- _MATERIALS PROVIDED_:
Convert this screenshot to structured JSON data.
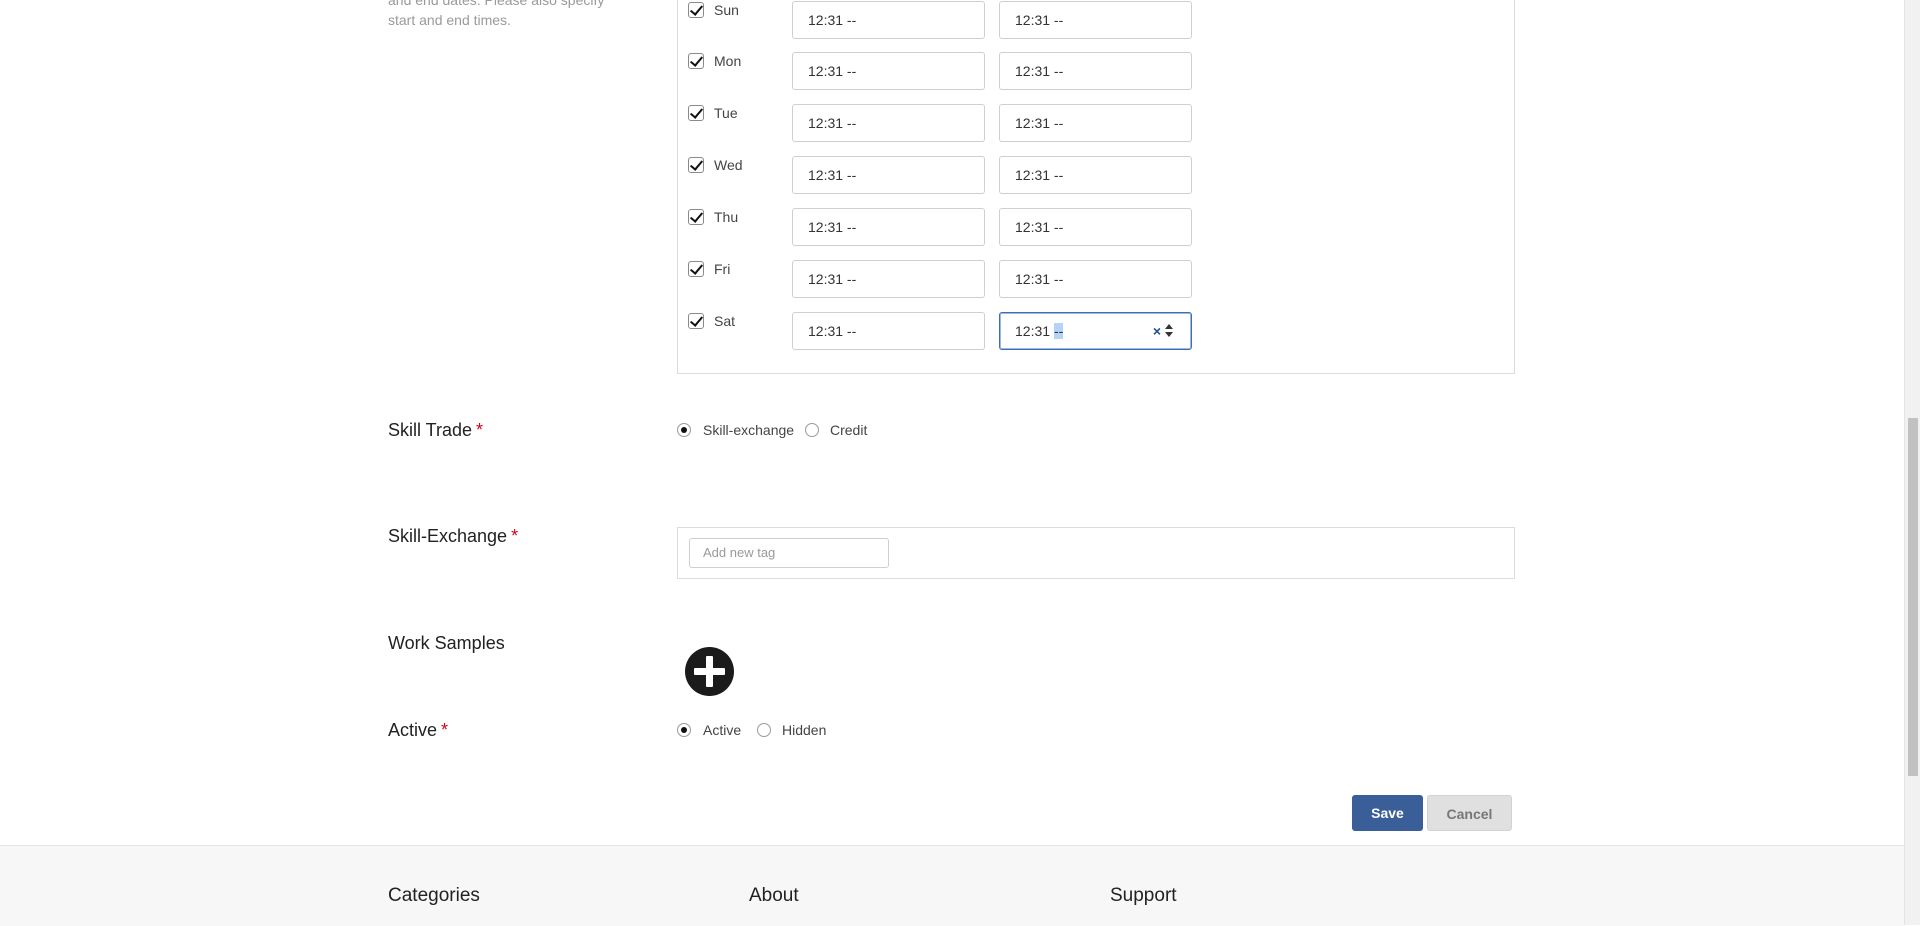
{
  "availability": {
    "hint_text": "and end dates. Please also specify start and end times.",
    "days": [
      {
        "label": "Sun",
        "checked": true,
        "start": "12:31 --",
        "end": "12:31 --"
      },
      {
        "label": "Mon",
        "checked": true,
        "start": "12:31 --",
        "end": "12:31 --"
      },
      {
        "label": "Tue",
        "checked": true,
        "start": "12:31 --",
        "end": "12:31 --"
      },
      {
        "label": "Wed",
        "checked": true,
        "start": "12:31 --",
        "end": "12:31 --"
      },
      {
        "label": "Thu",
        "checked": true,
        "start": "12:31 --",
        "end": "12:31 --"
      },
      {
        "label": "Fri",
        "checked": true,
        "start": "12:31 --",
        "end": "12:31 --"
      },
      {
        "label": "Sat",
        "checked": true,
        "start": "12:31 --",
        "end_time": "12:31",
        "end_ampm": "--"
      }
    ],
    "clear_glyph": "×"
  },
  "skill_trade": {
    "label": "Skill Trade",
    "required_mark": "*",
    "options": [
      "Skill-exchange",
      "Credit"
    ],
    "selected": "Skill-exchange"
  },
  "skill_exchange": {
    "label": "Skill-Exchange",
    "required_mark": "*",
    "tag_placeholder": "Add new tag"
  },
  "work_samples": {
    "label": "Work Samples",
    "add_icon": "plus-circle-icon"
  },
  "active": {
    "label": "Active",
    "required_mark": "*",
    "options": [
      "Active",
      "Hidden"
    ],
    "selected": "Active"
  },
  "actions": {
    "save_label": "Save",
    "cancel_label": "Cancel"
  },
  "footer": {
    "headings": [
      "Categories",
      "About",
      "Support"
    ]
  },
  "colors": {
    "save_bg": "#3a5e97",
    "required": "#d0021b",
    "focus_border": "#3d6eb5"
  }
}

- _EXERCISE_:
Leave every image out, and retype the material exactly.

- _EXPECTED ANSWER_:
Convert this screenshot to structured JSON data.
{
  "availability": {
    "hint_text": "and end dates. Please also specify start and end times.",
    "days": [
      {
        "label": "Sun",
        "checked": true,
        "start": "12:31 --",
        "end": "12:31 --"
      },
      {
        "label": "Mon",
        "checked": true,
        "start": "12:31 --",
        "end": "12:31 --"
      },
      {
        "label": "Tue",
        "checked": true,
        "start": "12:31 --",
        "end": "12:31 --"
      },
      {
        "label": "Wed",
        "checked": true,
        "start": "12:31 --",
        "end": "12:31 --"
      },
      {
        "label": "Thu",
        "checked": true,
        "start": "12:31 --",
        "end": "12:31 --"
      },
      {
        "label": "Fri",
        "checked": true,
        "start": "12:31 --",
        "end": "12:31 --"
      },
      {
        "label": "Sat",
        "checked": true,
        "start": "12:31 --",
        "end_time": "12:31",
        "end_ampm": "--"
      }
    ],
    "clear_glyph": "×"
  },
  "skill_trade": {
    "label": "Skill Trade",
    "required_mark": "*",
    "options": [
      "Skill-exchange",
      "Credit"
    ],
    "selected": "Skill-exchange"
  },
  "skill_exchange": {
    "label": "Skill-Exchange",
    "required_mark": "*",
    "tag_placeholder": "Add new tag"
  },
  "work_samples": {
    "label": "Work Samples",
    "add_icon": "plus-circle-icon"
  },
  "active": {
    "label": "Active",
    "required_mark": "*",
    "options": [
      "Active",
      "Hidden"
    ],
    "selected": "Active"
  },
  "actions": {
    "save_label": "Save",
    "cancel_label": "Cancel"
  },
  "footer": {
    "headings": [
      "Categories",
      "About",
      "Support"
    ]
  },
  "colors": {
    "save_bg": "#3a5e97",
    "required": "#d0021b",
    "focus_border": "#3d6eb5"
  }
}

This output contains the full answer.